» **Listing**:
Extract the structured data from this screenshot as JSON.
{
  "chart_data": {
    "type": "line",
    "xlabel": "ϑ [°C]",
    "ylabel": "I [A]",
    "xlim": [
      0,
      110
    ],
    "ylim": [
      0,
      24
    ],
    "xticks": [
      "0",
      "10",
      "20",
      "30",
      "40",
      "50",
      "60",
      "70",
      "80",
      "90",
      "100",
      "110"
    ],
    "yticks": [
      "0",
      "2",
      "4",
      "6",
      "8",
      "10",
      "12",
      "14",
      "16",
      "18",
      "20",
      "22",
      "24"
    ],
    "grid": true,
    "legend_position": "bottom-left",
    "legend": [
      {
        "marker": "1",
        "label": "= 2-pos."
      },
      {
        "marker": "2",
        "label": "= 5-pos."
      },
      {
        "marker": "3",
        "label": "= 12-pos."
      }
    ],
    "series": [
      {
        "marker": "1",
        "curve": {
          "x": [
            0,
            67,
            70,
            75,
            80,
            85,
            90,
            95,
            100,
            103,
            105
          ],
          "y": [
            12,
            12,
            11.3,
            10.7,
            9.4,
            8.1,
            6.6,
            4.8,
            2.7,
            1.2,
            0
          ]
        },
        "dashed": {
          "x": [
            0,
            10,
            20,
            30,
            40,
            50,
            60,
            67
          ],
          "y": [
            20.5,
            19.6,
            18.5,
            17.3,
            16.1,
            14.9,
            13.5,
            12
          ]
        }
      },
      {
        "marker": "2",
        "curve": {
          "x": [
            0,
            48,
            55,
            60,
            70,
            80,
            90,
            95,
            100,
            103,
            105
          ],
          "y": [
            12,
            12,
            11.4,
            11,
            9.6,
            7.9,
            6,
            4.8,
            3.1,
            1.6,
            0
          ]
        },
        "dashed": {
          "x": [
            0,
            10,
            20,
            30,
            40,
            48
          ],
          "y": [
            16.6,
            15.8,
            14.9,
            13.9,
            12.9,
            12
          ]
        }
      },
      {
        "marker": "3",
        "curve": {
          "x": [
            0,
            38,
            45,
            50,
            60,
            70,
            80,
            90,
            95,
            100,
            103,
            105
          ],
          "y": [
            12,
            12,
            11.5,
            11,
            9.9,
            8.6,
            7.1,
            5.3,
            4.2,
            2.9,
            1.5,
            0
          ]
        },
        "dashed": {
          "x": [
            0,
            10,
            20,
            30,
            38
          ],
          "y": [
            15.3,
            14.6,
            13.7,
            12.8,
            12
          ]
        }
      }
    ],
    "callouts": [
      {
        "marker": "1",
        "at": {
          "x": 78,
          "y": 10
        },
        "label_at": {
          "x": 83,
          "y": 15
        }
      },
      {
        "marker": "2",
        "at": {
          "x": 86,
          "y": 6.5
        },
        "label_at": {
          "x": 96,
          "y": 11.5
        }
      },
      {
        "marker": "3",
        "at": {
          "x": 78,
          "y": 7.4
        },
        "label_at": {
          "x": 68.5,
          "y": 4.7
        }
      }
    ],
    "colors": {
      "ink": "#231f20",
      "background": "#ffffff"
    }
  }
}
...
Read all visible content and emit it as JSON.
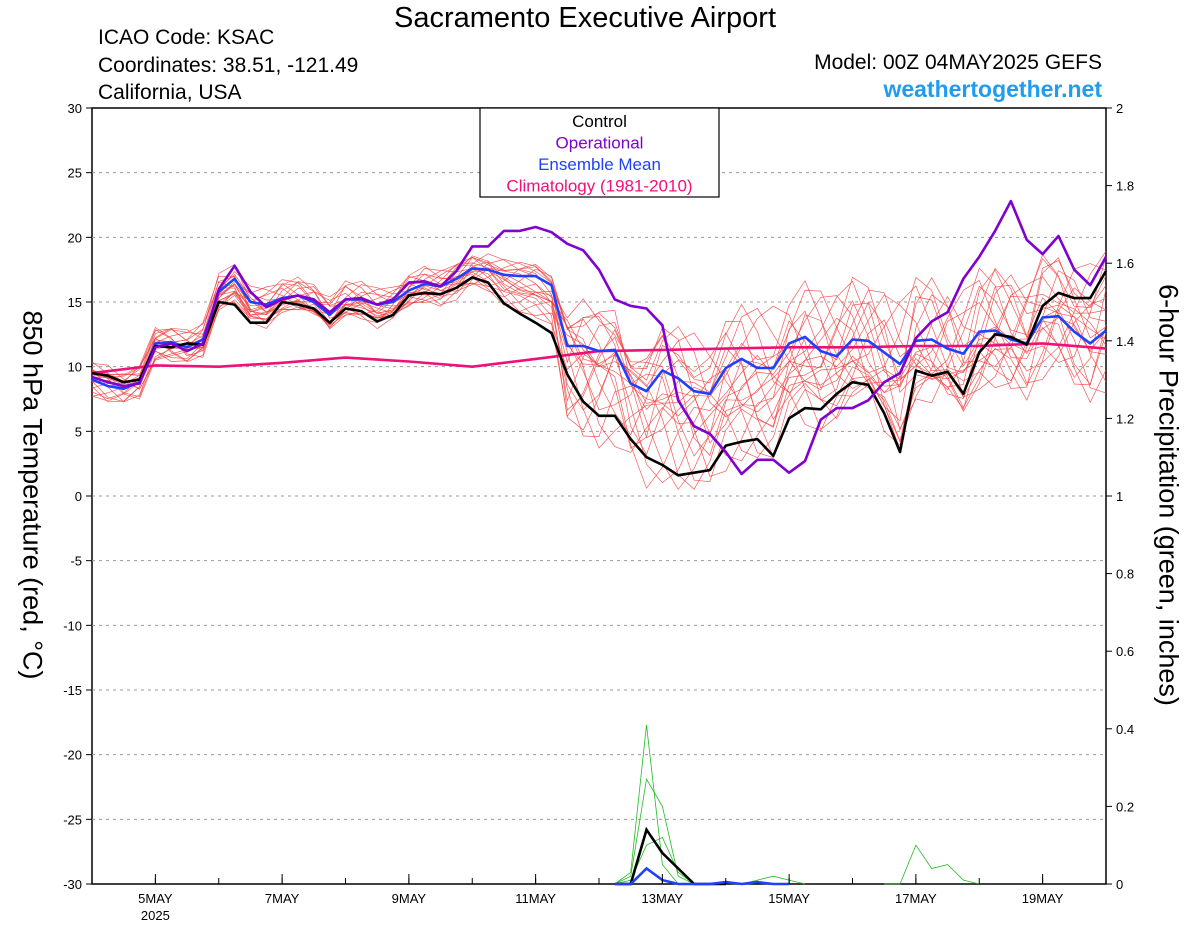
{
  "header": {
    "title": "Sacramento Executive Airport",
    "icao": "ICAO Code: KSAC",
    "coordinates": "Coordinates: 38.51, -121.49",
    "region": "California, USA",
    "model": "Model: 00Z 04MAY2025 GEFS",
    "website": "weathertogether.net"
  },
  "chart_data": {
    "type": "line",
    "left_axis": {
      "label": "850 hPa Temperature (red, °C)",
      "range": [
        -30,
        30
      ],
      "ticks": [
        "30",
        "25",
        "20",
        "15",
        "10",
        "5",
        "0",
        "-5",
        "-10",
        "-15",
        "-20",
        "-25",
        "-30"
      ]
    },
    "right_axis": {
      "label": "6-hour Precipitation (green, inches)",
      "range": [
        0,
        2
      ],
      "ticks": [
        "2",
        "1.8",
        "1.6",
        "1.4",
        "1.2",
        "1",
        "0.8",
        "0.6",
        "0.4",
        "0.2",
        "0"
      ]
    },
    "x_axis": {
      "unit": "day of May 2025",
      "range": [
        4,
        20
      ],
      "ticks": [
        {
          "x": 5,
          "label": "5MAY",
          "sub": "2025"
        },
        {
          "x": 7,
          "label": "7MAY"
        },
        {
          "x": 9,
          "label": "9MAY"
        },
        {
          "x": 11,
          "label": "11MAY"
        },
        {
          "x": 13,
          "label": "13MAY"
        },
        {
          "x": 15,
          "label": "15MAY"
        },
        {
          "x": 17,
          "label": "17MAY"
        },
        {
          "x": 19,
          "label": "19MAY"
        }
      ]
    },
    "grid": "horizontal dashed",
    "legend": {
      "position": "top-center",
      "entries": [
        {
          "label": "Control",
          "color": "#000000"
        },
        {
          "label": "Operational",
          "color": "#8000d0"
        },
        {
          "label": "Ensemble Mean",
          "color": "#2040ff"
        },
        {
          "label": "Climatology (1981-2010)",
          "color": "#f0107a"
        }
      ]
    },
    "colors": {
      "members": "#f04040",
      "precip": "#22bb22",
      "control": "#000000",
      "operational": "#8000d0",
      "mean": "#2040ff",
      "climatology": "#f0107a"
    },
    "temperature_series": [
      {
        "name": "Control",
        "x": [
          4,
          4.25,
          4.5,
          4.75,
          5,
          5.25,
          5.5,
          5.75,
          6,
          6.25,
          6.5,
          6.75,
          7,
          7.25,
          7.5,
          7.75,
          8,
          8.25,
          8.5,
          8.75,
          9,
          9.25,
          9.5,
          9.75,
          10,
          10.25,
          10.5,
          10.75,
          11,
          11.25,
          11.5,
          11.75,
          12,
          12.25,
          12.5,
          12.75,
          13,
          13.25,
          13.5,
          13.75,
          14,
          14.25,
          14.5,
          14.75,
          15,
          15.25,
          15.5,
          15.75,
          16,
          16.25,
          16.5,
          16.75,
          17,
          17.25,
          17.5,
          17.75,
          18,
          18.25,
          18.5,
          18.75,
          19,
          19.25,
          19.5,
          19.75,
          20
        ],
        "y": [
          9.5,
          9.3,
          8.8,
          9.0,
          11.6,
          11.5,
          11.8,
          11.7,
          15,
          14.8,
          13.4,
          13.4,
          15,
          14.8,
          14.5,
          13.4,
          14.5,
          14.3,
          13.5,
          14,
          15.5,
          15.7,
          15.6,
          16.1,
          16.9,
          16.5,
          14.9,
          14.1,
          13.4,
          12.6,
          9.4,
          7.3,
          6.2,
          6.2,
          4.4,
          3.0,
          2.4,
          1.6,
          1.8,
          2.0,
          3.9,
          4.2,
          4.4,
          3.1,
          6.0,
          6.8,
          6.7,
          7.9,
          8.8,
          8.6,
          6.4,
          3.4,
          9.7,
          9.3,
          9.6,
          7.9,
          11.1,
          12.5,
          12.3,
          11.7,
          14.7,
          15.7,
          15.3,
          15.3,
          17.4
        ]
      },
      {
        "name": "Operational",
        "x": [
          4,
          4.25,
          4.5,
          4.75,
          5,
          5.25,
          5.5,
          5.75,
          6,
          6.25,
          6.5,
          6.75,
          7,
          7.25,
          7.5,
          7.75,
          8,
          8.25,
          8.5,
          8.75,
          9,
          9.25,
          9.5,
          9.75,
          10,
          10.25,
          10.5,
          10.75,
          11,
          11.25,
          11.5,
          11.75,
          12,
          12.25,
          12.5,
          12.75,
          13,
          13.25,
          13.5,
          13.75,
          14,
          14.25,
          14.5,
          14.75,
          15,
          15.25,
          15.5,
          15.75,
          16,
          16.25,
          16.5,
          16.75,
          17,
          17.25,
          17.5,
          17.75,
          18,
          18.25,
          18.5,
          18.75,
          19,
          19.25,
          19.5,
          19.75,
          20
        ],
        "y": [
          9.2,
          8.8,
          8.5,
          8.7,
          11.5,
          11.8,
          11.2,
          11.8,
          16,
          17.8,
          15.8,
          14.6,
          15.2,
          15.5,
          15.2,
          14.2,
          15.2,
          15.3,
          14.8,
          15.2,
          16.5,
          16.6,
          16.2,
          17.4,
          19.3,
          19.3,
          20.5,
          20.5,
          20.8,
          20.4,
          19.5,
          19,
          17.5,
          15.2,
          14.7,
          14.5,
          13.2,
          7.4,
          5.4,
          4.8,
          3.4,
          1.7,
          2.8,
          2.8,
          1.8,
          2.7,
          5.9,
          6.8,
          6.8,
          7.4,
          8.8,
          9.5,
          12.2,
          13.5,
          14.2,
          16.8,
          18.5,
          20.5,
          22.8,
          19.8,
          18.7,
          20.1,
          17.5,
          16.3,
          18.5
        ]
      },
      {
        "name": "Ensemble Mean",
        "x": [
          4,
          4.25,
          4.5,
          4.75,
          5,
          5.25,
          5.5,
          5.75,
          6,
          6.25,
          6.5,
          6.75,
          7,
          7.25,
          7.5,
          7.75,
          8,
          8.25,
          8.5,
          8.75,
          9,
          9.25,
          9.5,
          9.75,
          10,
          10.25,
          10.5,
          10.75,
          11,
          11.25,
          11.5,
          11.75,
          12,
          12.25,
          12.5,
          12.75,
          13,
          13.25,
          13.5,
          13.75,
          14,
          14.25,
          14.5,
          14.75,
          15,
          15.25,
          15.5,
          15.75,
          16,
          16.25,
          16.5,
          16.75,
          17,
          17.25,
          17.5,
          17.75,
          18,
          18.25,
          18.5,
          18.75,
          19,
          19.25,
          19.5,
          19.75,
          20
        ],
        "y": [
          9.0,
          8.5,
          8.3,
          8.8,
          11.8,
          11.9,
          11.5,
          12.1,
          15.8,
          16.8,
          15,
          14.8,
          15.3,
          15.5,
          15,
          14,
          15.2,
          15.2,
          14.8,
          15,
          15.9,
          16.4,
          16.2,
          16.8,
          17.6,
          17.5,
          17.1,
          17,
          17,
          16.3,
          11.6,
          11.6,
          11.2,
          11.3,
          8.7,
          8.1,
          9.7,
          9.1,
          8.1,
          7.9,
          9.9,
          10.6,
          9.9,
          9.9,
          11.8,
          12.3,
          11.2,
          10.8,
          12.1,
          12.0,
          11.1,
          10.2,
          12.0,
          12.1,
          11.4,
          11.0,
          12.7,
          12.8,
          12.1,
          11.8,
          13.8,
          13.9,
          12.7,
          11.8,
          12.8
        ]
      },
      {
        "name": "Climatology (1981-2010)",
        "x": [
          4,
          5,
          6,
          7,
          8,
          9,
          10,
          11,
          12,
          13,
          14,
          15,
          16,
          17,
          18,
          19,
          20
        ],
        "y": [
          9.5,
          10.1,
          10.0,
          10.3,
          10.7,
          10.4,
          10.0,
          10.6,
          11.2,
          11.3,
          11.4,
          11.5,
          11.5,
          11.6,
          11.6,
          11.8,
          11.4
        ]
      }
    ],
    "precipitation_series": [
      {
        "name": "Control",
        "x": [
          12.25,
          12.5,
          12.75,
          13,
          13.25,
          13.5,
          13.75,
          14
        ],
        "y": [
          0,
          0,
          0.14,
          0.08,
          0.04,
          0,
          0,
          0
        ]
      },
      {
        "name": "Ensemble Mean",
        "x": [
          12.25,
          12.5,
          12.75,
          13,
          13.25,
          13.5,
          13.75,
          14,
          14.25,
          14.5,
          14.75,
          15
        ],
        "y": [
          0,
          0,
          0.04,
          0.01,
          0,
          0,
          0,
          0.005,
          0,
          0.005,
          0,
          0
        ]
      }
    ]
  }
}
---
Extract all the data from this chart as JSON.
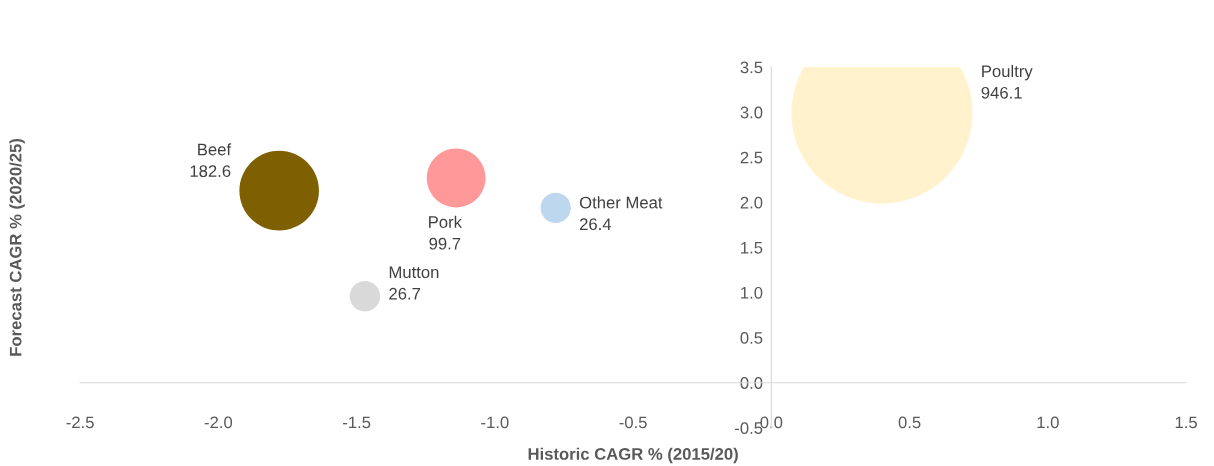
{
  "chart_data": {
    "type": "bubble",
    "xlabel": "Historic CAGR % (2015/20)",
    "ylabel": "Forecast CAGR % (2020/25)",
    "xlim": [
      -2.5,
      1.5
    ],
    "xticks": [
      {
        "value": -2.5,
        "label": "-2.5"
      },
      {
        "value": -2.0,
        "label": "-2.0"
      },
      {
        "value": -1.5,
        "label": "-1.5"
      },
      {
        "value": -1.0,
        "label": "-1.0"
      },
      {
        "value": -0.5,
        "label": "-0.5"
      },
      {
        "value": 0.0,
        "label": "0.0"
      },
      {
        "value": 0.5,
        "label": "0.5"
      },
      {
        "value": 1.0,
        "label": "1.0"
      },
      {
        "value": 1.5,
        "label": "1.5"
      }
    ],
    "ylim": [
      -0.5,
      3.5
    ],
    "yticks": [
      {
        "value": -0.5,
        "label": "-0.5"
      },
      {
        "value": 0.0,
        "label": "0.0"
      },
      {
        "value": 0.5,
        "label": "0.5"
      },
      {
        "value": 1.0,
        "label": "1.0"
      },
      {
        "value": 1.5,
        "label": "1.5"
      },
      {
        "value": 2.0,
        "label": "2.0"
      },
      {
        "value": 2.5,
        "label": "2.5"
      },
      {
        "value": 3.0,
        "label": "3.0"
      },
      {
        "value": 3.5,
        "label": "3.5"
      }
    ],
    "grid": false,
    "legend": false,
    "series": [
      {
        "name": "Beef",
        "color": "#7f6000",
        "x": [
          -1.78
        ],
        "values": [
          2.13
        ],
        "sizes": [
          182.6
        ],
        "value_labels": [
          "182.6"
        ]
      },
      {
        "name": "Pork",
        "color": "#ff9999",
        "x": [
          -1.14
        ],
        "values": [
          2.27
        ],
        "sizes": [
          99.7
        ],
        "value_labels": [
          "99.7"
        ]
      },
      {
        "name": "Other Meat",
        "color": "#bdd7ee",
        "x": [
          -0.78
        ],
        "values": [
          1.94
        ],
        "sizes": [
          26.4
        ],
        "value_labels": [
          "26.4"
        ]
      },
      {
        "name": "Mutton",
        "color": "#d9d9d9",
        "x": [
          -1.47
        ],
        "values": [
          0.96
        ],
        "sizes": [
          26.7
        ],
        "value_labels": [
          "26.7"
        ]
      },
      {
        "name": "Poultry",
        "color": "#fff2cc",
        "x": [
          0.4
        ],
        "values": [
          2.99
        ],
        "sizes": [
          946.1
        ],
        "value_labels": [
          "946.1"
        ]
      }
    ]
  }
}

» **What to do**:
Lines containing the word "Extract" are to be tallied; report only the total.

» **Solution to this exercise**:
2